BEGIN SUPPLIED RECORDS

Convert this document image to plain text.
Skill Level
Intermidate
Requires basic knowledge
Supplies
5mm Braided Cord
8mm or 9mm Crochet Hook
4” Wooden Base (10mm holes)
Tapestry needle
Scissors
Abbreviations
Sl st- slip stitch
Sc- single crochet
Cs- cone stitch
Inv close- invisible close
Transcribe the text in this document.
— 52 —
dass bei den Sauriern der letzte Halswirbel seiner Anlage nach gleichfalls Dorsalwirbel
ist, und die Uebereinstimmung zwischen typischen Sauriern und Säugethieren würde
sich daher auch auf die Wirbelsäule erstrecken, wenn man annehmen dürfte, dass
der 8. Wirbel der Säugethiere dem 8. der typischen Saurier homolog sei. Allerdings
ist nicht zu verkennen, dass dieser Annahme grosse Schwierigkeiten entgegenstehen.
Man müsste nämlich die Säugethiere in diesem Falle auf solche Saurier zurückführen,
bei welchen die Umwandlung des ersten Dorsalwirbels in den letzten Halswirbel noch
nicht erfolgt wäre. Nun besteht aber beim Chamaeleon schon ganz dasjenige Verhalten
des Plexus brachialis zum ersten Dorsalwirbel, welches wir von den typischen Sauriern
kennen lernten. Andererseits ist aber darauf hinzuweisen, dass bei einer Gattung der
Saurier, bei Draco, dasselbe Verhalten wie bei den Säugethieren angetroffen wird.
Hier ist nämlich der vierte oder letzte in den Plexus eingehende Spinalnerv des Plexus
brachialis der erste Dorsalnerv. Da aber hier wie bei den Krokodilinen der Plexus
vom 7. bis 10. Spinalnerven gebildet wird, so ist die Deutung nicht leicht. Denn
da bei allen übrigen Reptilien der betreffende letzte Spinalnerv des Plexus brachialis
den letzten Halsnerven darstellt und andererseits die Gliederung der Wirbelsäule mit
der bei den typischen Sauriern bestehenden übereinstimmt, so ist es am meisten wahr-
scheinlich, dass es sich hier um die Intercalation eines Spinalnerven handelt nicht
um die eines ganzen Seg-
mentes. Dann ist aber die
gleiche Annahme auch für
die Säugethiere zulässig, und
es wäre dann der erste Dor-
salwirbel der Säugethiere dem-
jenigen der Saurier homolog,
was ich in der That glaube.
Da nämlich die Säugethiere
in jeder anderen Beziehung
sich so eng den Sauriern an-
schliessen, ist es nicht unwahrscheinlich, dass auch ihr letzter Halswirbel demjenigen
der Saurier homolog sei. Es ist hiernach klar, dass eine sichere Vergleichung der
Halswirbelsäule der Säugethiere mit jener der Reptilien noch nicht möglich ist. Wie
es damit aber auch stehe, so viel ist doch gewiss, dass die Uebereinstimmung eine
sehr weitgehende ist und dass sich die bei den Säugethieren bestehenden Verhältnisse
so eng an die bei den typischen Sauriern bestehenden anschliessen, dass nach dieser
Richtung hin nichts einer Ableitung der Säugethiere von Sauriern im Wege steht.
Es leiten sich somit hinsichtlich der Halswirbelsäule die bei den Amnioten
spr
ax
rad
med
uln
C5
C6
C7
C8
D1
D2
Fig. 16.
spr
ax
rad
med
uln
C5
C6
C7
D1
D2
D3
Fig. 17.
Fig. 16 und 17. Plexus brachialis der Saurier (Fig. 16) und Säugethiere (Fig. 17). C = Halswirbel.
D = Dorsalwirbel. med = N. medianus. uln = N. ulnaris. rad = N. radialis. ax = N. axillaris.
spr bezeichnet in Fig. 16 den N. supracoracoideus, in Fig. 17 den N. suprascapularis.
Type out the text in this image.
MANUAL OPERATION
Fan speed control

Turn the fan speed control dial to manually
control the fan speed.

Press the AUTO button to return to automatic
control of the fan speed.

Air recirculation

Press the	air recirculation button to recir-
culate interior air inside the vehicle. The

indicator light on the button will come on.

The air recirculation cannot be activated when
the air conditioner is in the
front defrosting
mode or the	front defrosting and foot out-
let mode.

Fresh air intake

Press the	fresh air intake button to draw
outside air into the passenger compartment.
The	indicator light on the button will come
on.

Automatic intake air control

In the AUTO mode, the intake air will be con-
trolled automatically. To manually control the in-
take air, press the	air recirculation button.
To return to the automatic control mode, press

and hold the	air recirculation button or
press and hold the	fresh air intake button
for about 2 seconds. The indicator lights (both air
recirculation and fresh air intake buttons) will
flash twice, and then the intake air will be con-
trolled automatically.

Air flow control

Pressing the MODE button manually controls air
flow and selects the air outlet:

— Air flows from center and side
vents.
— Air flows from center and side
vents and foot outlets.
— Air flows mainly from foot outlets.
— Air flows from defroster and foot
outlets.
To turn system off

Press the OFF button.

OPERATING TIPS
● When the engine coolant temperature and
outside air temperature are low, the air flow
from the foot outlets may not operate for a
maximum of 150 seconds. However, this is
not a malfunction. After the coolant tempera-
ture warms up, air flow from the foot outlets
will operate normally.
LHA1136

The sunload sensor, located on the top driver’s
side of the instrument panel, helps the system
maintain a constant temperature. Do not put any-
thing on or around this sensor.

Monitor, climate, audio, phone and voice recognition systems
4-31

END SUPPLIED RECORDS

**AIM**: Write out all of the records above exactly as they appear.

**WRITTEN ANSWER**:
Convert this document image to plain text.
Skill Level
Intermidate
Requires basic knowledge
Supplies
5mm Braided Cord
8mm or 9mm Crochet Hook
4” Wooden Base (10mm holes)
Tapestry needle
Scissors
Abbreviations
Sl st- slip stitch
Sc- single crochet
Cs- cone stitch
Inv close- invisible close
Transcribe the text in this document.
— 52 —
dass bei den Sauriern der letzte Halswirbel seiner Anlage nach gleichfalls Dorsalwirbel
ist, und die Uebereinstimmung zwischen typischen Sauriern und Säugethieren würde
sich daher auch auf die Wirbelsäule erstrecken, wenn man annehmen dürfte, dass
der 8. Wirbel der Säugethiere dem 8. der typischen Saurier homolog sei. Allerdings
ist nicht zu verkennen, dass dieser Annahme grosse Schwierigkeiten entgegenstehen.
Man müsste nämlich die Säugethiere in diesem Falle auf solche Saurier zurückführen,
bei welchen die Umwandlung des ersten Dorsalwirbels in den letzten Halswirbel noch
nicht erfolgt wäre. Nun besteht aber beim Chamaeleon schon ganz dasjenige Verhalten
des Plexus brachialis zum ersten Dorsalwirbel, welches wir von den typischen Sauriern
kennen lernten. Andererseits ist aber darauf hinzuweisen, dass bei einer Gattung der
Saurier, bei Draco, dasselbe Verhalten wie bei den Säugethieren angetroffen wird.
Hier ist nämlich der vierte oder letzte in den Plexus eingehende Spinalnerv des Plexus
brachialis der erste Dorsalnerv. Da aber hier wie bei den Krokodilinen der Plexus
vom 7. bis 10. Spinalnerven gebildet wird, so ist die Deutung nicht leicht. Denn
da bei allen übrigen Reptilien der betreffende letzte Spinalnerv des Plexus brachialis
den letzten Halsnerven darstellt und andererseits die Gliederung der Wirbelsäule mit
der bei den typischen Sauriern bestehenden übereinstimmt, so ist es am meisten wahr-
scheinlich, dass es sich hier um die Intercalation eines Spinalnerven handelt nicht
um die eines ganzen Seg-
mentes. Dann ist aber die
gleiche Annahme auch für
die Säugethiere zulässig, und
es wäre dann der erste Dor-
salwirbel der Säugethiere dem-
jenigen der Saurier homolog,
was ich in der That glaube.
Da nämlich die Säugethiere
in jeder anderen Beziehung
sich so eng den Sauriern an-
schliessen, ist es nicht unwahrscheinlich, dass auch ihr letzter Halswirbel demjenigen
der Saurier homolog sei. Es ist hiernach klar, dass eine sichere Vergleichung der
Halswirbelsäule der Säugethiere mit jener der Reptilien noch nicht möglich ist. Wie
es damit aber auch stehe, so viel ist doch gewiss, dass die Uebereinstimmung eine
sehr weitgehende ist und dass sich die bei den Säugethieren bestehenden Verhältnisse
so eng an die bei den typischen Sauriern bestehenden anschliessen, dass nach dieser
Richtung hin nichts einer Ableitung der Säugethiere von Sauriern im Wege steht.
Es leiten sich somit hinsichtlich der Halswirbelsäule die bei den Amnioten
spr
ax
rad
med
uln
C5
C6
C7
C8
D1
D2
Fig. 16.
spr
ax
rad
med
uln
C5
C6
C7
D1
D2
D3
Fig. 17.
Fig. 16 und 17. Plexus brachialis der Saurier (Fig. 16) und Säugethiere (Fig. 17). C = Halswirbel.
D = Dorsalwirbel. med = N. medianus. uln = N. ulnaris. rad = N. radialis. ax = N. axillaris.
spr bezeichnet in Fig. 16 den N. supracoracoideus, in Fig. 17 den N. suprascapularis.
Type out the text in this image.
MANUAL OPERATION
Fan speed control

Turn the fan speed control dial to manually
control the fan speed.

Press the AUTO button to return to automatic
control of the fan speed.

Air recirculation

Press the	air recirculation button to recir-
culate interior air inside the vehicle. The

indicator light on the button will come on.

The air recirculation cannot be activated when
the air conditioner is in the
front defrosting
mode or the	front defrosting and foot out-
let mode.

Fresh air intake

Press the	fresh air intake button to draw
outside air into the passenger compartment.
The	indicator light on the button will come
on.

Automatic intake air control

In the AUTO mode, the intake air will be con-
trolled automatically. To manually control the in-
take air, press the	air recirculation button.
To return to the automatic control mode, press

and hold the	air recirculation button or
press and hold the	fresh air intake button
for about 2 seconds. The indicator lights (both air
recirculation and fresh air intake buttons) will
flash twice, and then the intake air will be con-
trolled automatically.

Air flow control

Pressing the MODE button manually controls air
flow and selects the air outlet:

— Air flows from center and side
vents.
— Air flows from center and side
vents and foot outlets.
— Air flows mainly from foot outlets.
— Air flows from defroster and foot
outlets.
To turn system off

Press the OFF button.

OPERATING TIPS
● When the engine coolant temperature and
outside air temperature are low, the air flow
from the foot outlets may not operate for a
maximum of 150 seconds. However, this is
not a malfunction. After the coolant tempera-
ture warms up, air flow from the foot outlets
will operate normally.
LHA1136

The sunload sensor, located on the top driver’s
side of the instrument panel, helps the system
maintain a constant temperature. Do not put any-
thing on or around this sensor.

Monitor, climate, audio, phone and voice recognition systems
4-31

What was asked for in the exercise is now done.